◆ **Given problem**
Restate each of the lines given below, word for word.
-------- Dataset records
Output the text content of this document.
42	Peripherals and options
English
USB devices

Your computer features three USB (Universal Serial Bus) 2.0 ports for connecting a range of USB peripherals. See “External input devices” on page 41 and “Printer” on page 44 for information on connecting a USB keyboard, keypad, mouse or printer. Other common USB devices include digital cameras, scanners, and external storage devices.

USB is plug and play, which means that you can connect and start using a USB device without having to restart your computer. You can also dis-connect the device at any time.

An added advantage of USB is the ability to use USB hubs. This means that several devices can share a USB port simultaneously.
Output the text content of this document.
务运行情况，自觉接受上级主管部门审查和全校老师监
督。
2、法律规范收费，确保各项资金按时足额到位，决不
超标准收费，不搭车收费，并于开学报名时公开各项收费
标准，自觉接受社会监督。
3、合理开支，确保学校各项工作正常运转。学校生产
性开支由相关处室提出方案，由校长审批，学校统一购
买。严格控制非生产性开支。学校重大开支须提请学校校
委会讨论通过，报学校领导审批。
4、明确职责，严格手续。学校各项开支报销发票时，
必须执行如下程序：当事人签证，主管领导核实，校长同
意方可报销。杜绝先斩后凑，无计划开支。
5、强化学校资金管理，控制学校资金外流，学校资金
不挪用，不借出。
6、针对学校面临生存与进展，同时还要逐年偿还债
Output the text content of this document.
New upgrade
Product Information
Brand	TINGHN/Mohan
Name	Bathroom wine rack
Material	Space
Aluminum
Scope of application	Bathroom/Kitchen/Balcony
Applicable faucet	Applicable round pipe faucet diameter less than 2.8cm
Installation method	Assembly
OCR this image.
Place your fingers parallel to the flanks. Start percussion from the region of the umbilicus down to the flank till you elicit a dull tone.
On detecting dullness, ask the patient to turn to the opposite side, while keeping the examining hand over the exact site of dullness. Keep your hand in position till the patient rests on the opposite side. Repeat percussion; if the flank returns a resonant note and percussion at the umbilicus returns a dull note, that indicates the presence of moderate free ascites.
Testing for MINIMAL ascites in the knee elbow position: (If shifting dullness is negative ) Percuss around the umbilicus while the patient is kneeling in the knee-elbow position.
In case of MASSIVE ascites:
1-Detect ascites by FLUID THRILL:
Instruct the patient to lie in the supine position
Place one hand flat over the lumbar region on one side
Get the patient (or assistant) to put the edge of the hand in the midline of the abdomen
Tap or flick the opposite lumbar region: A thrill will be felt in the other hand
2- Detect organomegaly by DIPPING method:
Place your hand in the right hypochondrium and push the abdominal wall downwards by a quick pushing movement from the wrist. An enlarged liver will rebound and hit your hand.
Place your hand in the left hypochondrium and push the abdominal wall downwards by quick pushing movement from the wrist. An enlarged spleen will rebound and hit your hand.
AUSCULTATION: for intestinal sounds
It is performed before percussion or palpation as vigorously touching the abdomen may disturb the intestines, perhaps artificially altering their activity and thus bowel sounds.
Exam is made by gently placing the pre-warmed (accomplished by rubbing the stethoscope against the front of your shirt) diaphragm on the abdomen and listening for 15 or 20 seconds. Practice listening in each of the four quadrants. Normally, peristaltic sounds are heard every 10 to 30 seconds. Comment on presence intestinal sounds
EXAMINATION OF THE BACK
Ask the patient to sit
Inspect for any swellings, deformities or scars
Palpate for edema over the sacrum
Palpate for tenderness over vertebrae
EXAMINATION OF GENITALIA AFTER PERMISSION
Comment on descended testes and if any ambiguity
----------------
◆ **The reply**
Output the text content of this document.
42	Peripherals and options
English
USB devices

Your computer features three USB (Universal Serial Bus) 2.0 ports for connecting a range of USB peripherals. See “External input devices” on page 41 and “Printer” on page 44 for information on connecting a USB keyboard, keypad, mouse or printer. Other common USB devices include digital cameras, scanners, and external storage devices.

USB is plug and play, which means that you can connect and start using a USB device without having to restart your computer. You can also dis-connect the device at any time.

An added advantage of USB is the ability to use USB hubs. This means that several devices can share a USB port simultaneously.
Output the text content of this document.
务运行情况，自觉接受上级主管部门审查和全校老师监
督。
2、法律规范收费，确保各项资金按时足额到位，决不
超标准收费，不搭车收费，并于开学报名时公开各项收费
标准，自觉接受社会监督。
3、合理开支，确保学校各项工作正常运转。学校生产
性开支由相关处室提出方案，由校长审批，学校统一购
买。严格控制非生产性开支。学校重大开支须提请学校校
委会讨论通过，报学校领导审批。
4、明确职责，严格手续。学校各项开支报销发票时，
必须执行如下程序：当事人签证，主管领导核实，校长同
意方可报销。杜绝先斩后凑，无计划开支。
5、强化学校资金管理，控制学校资金外流，学校资金
不挪用，不借出。
6、针对学校面临生存与进展，同时还要逐年偿还债
Output the text content of this document.
New upgrade
Product Information
Brand	TINGHN/Mohan
Name	Bathroom wine rack
Material	Space
Aluminum
Scope of application	Bathroom/Kitchen/Balcony
Applicable faucet	Applicable round pipe faucet diameter less than 2.8cm
Installation method	Assembly
OCR this image.
Place your fingers parallel to the flanks. Start percussion from the region of the umbilicus down to the flank till you elicit a dull tone.
On detecting dullness, ask the patient to turn to the opposite side, while keeping the examining hand over the exact site of dullness. Keep your hand in position till the patient rests on the opposite side. Repeat percussion; if the flank returns a resonant note and percussion at the umbilicus returns a dull note, that indicates the presence of moderate free ascites.
Testing for MINIMAL ascites in the knee elbow position: (If shifting dullness is negative ) Percuss around the umbilicus while the patient is kneeling in the knee-elbow position.
In case of MASSIVE ascites:
1-Detect ascites by FLUID THRILL:
Instruct the patient to lie in the supine position
Place one hand flat over the lumbar region on one side
Get the patient (or assistant) to put the edge of the hand in the midline of the abdomen
Tap or flick the opposite lumbar region: A thrill will be felt in the other hand
2- Detect organomegaly by DIPPING method:
Place your hand in the right hypochondrium and push the abdominal wall downwards by a quick pushing movement from the wrist. An enlarged liver will rebound and hit your hand.
Place your hand in the left hypochondrium and push the abdominal wall downwards by quick pushing movement from the wrist. An enlarged spleen will rebound and hit your hand.
AUSCULTATION: for intestinal sounds
It is performed before percussion or palpation as vigorously touching the abdomen may disturb the intestines, perhaps artificially altering their activity and thus bowel sounds.
Exam is made by gently placing the pre-warmed (accomplished by rubbing the stethoscope against the front of your shirt) diaphragm on the abdomen and listening for 15 or 20 seconds. Practice listening in each of the four quadrants. Normally, peristaltic sounds are heard every 10 to 30 seconds. Comment on presence intestinal sounds
EXAMINATION OF THE BACK
Ask the patient to sit
Inspect for any swellings, deformities or scars
Palpate for edema over the sacrum
Palpate for tenderness over vertebrae
EXAMINATION OF GENITALIA AFTER PERMISSION
Comment on descended testes and if any ambiguity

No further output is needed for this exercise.